* [Document section]
----

Hannu Krosing wrote:
> Ühel kenal päeval, T, 2006-04-25 kell 13:58, kirjutas Tom Lane:
> > Martijn van Oosterhout <kleptog@svana.org> writes:
> > > I think the basic problem is that DDL can't really work within a
> > > transaction. If I do an ALTER TABLE, some of these changes need to show
> > > up to concurrent transactions (maybe creating a unique index?).
> >
> > The point is that DDL can't be MVCC. If for instance you add an index
> > to a table, once you commit every other transaction must *immediately*
> > start updating that index when they modify the table.
>
> How is it done in a way that all other backends see it, but only after
> commit ?
>
> Is there some secret transaction isolation mode for DDL?
Sort of. Catalog accesses normally use SnapshotNow, instead of
ActiveSnapshot which is normally used by regular access. The use of
ActiveSnapshot is what makes a transaction read committed or
serializable; in a serializable transaction, ActiveSnapshot will point
to SerializableSnapshot, while on a read committed transaction,
ActiveSnapshot will point to a snapshot acquired at the beggining of the
command by GetSnapshotData. Have a look at GetTransactionSnapshot() in
tqual.c.

----

* [Bounding box prediction data]
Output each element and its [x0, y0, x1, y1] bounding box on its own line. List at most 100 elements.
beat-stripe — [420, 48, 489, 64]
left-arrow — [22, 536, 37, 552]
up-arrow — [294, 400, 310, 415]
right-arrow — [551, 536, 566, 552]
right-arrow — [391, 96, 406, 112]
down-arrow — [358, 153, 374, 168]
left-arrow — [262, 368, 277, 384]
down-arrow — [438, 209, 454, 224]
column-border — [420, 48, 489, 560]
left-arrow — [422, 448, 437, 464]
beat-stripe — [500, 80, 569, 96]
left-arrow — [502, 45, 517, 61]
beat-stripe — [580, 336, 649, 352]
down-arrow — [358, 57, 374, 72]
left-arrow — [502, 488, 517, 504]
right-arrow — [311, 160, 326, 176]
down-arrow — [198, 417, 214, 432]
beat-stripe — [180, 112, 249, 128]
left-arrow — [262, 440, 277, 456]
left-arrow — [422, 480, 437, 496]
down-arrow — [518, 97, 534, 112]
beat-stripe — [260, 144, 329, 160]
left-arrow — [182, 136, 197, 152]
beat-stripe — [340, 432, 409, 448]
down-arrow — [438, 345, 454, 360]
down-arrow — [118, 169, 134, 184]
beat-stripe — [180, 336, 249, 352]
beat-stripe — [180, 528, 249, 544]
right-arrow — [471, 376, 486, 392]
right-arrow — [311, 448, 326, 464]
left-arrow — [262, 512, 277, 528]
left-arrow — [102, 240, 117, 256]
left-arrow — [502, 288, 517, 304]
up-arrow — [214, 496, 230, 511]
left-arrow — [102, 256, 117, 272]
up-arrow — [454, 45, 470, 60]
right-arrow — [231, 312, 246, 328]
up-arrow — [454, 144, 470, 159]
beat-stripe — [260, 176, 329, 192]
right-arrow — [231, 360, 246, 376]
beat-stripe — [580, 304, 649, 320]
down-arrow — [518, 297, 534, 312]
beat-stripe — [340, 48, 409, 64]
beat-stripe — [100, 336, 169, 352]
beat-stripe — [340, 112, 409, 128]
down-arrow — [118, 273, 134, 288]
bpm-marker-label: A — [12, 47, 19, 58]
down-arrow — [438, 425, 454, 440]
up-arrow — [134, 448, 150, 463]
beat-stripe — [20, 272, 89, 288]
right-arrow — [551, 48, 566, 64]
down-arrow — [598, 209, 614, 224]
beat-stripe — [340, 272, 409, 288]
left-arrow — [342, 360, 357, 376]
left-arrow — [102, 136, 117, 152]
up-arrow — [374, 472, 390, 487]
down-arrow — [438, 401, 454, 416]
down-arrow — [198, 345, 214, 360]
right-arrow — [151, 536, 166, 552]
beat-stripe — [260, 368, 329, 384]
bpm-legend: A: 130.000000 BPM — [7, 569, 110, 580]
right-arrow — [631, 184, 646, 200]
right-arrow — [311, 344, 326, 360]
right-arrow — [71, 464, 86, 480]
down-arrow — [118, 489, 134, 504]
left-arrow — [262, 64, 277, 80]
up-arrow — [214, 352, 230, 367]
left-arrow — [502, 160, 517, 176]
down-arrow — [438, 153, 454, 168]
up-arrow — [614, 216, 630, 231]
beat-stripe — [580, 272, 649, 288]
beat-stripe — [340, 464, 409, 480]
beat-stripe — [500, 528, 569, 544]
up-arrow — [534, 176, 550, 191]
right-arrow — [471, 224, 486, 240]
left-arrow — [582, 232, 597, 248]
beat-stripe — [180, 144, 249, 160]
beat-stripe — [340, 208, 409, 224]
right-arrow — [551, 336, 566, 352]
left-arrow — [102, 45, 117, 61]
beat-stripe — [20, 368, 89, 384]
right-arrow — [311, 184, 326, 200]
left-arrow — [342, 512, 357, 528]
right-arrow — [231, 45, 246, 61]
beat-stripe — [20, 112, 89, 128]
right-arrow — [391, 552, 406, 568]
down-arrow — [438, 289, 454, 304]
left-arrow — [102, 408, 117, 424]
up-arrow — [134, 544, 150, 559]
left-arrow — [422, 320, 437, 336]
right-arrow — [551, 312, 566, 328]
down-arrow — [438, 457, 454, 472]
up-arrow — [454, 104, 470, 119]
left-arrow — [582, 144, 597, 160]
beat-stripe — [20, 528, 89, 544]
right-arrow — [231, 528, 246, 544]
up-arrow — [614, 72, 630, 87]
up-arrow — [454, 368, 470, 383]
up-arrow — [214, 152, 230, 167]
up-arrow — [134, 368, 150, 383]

----

* [Task directions]
Answer these questions from the mailing-list thread on DDL and transactions:
1. Once a transaction that adds an index to a table commits, what must every other transaction immediately start doing?
2. Which snapshot do catalog accesses normally use?
3. Which function does the reply suggest looking at, and in which file?

* [Answer section]
1. Updating that index when they modify the table.
2. SnapshotNow.
3. GetTransactionSnapshot(), in tqual.c.